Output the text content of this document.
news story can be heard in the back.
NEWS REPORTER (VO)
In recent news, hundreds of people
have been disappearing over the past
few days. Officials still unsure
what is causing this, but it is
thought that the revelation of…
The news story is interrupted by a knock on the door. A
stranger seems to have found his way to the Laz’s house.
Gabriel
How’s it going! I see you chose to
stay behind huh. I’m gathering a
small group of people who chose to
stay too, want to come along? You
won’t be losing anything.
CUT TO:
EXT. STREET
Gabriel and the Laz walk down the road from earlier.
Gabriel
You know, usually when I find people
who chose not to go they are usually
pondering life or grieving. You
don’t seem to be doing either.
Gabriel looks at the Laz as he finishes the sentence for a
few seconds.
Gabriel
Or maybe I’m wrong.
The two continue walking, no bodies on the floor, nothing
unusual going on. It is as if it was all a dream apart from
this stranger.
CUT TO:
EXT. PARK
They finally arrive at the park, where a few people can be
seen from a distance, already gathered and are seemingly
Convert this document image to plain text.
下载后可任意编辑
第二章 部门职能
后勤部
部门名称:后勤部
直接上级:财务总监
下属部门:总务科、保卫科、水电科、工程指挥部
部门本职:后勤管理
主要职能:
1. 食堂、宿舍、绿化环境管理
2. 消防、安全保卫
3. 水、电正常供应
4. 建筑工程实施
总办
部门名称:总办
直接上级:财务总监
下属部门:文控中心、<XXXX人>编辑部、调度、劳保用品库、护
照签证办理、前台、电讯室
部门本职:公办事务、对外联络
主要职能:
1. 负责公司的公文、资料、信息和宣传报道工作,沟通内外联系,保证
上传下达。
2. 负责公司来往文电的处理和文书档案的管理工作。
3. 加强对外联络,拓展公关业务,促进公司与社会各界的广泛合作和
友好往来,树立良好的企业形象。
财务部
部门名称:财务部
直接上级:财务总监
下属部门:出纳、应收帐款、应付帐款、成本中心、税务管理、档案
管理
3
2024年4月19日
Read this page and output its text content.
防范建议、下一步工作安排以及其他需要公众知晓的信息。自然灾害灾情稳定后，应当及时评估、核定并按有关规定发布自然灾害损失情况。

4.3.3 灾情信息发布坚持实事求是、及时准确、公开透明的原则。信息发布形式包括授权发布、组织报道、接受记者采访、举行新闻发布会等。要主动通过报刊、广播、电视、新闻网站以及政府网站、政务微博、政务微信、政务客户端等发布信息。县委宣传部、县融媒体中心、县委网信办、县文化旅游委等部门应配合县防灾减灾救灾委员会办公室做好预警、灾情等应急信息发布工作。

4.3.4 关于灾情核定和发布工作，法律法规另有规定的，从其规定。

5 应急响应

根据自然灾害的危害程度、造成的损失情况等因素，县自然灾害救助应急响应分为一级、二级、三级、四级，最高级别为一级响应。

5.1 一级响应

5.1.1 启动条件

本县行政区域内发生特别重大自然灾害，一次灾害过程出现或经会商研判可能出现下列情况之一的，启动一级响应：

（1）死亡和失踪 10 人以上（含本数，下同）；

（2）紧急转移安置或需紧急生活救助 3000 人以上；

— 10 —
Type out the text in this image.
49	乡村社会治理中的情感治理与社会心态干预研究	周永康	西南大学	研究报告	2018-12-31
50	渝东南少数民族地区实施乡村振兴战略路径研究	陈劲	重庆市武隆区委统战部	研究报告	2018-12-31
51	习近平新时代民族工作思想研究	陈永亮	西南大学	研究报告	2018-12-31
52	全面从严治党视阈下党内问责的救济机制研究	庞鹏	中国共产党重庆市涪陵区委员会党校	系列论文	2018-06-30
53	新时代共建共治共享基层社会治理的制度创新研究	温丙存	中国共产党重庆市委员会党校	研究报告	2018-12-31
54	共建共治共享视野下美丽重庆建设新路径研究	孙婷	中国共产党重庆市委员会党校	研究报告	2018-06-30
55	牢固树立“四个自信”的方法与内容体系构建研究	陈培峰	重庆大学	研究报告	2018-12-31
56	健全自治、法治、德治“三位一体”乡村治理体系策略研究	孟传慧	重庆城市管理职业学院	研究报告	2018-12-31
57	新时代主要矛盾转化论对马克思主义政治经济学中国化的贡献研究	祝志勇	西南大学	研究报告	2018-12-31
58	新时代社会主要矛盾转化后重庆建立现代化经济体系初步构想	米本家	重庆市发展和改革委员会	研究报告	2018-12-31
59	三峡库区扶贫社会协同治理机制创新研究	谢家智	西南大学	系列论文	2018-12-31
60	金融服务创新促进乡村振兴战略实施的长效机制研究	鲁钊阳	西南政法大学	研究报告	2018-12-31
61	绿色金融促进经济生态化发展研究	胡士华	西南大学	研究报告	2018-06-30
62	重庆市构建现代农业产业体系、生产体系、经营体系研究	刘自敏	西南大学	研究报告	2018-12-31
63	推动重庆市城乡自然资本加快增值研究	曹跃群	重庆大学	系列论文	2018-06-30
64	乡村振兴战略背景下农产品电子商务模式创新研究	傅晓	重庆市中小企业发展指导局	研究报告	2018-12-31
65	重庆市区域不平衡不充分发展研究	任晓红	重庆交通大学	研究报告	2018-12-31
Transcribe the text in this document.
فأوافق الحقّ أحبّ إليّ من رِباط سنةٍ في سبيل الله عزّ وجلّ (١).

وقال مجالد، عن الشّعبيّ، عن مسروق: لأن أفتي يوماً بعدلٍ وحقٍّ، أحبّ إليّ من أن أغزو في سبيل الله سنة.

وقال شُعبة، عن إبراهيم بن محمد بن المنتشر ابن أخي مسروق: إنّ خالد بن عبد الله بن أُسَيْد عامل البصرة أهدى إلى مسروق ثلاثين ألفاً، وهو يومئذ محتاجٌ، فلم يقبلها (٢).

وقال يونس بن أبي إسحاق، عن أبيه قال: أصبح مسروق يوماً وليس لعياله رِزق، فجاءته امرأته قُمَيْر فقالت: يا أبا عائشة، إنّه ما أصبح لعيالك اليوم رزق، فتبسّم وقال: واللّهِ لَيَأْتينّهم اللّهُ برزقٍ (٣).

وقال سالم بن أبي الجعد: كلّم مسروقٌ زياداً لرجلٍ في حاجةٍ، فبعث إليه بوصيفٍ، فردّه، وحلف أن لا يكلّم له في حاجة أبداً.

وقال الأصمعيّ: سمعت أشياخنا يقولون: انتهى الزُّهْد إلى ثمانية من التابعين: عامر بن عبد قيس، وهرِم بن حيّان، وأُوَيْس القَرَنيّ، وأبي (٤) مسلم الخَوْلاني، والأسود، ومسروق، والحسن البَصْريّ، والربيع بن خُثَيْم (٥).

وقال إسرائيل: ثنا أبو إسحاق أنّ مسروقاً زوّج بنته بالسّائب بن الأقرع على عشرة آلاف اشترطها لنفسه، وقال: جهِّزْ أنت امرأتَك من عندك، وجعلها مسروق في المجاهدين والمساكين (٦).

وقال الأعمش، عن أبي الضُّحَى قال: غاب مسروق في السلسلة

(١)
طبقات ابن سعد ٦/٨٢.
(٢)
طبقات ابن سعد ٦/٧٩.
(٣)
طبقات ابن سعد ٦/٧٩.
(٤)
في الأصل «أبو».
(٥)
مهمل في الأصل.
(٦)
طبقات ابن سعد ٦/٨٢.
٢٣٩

**What the task asks:** Show all lines in the entries above where the string "中国共产党重庆市委员会党校" appears.

**Finished answer:**
53	新时代共建共治共享基层社会治理的制度创新研究	温丙存	中国共产党重庆市委员会党校	研究报告	2018-12-31
54	共建共治共享视野下美丽重庆建设新路径研究	孙婷	中国共产党重庆市委员会党校	研究报告	2018-06-30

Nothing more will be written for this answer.